---- DATA SUPPLIED

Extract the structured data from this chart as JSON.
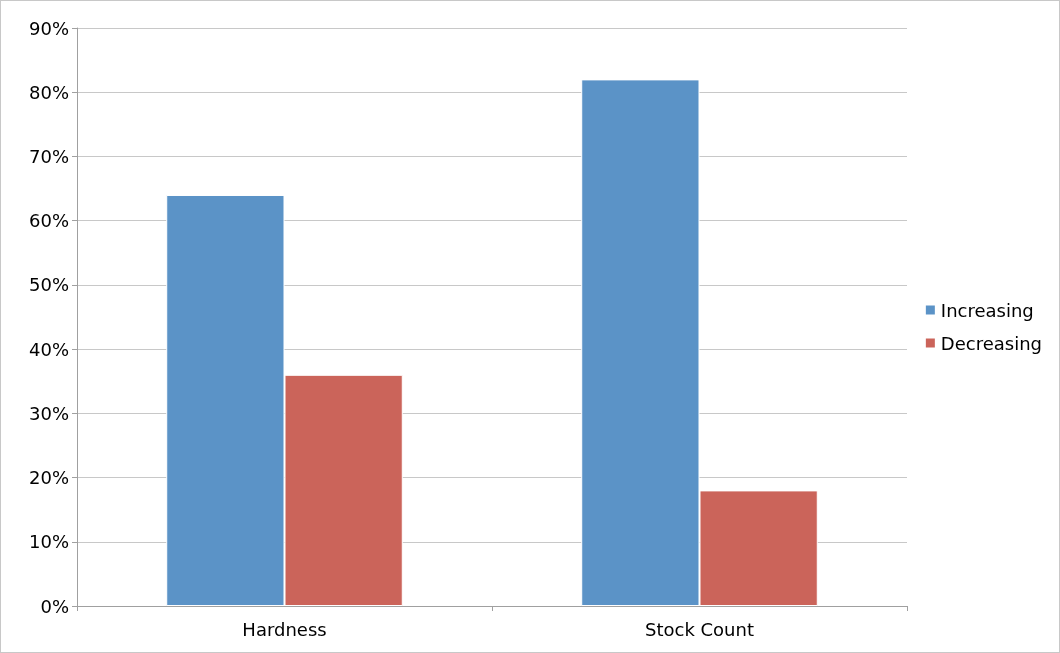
{
  "chart_data": {
    "type": "bar",
    "categories": [
      "Hardness",
      "Stock Count"
    ],
    "series": [
      {
        "name": "Increasing",
        "color": "#5b93c7",
        "values": [
          64,
          82
        ]
      },
      {
        "name": "Decreasing",
        "color": "#cb645a",
        "values": [
          36,
          18
        ]
      }
    ],
    "ylim": [
      0,
      90
    ],
    "yticks": [
      {
        "value": 0,
        "label": "0%"
      },
      {
        "value": 10,
        "label": "10%"
      },
      {
        "value": 20,
        "label": "20%"
      },
      {
        "value": 30,
        "label": "30%"
      },
      {
        "value": 40,
        "label": "40%"
      },
      {
        "value": 50,
        "label": "50%"
      },
      {
        "value": 60,
        "label": "60%"
      },
      {
        "value": 70,
        "label": "70%"
      },
      {
        "value": 80,
        "label": "80%"
      },
      {
        "value": 90,
        "label": "90%"
      }
    ],
    "grid": "y",
    "legend": "right"
  }
}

--------

TASK TO COMPLETE
Count how many lines include the string "label". Nothing but the number is needed.

SOLVED EXERCISE
10